■ TO DO
Quote all entries in full, exactly.

[Begin RECORDS SHOWN]

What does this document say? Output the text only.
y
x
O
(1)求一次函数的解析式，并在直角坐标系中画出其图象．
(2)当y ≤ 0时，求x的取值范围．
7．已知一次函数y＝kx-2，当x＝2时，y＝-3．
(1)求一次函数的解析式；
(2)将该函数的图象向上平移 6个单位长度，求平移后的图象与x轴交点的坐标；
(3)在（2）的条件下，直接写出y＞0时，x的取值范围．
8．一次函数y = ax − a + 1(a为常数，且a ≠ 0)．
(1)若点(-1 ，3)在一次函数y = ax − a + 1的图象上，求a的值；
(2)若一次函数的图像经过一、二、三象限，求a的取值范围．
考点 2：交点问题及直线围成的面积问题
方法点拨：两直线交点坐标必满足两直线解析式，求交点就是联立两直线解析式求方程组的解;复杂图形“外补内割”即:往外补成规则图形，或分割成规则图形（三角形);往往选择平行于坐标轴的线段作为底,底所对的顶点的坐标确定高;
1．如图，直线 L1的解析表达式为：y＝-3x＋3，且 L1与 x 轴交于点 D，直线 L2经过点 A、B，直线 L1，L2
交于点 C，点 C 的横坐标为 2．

[End RECORDS SHOWN]

■ ANSWER BELOW
What does this document say? Output the text only.
y
x
O
(1)求一次函数的解析式，并在直角坐标系中画出其图象．
(2)当y ≤ 0时，求x的取值范围．
7．已知一次函数y＝kx-2，当x＝2时，y＝-3．
(1)求一次函数的解析式；
(2)将该函数的图象向上平移 6个单位长度，求平移后的图象与x轴交点的坐标；
(3)在（2）的条件下，直接写出y＞0时，x的取值范围．
8．一次函数y = ax − a + 1(a为常数，且a ≠ 0)．
(1)若点(-1 ，3)在一次函数y = ax − a + 1的图象上，求a的值；
(2)若一次函数的图像经过一、二、三象限，求a的取值范围．
考点 2：交点问题及直线围成的面积问题
方法点拨：两直线交点坐标必满足两直线解析式，求交点就是联立两直线解析式求方程组的解;复杂图形“外补内割”即:往外补成规则图形，或分割成规则图形（三角形);往往选择平行于坐标轴的线段作为底,底所对的顶点的坐标确定高;
1．如图，直线 L1的解析表达式为：y＝-3x＋3，且 L1与 x 轴交于点 D，直线 L2经过点 A、B，直线 L1，L2
交于点 C，点 C 的横坐标为 2．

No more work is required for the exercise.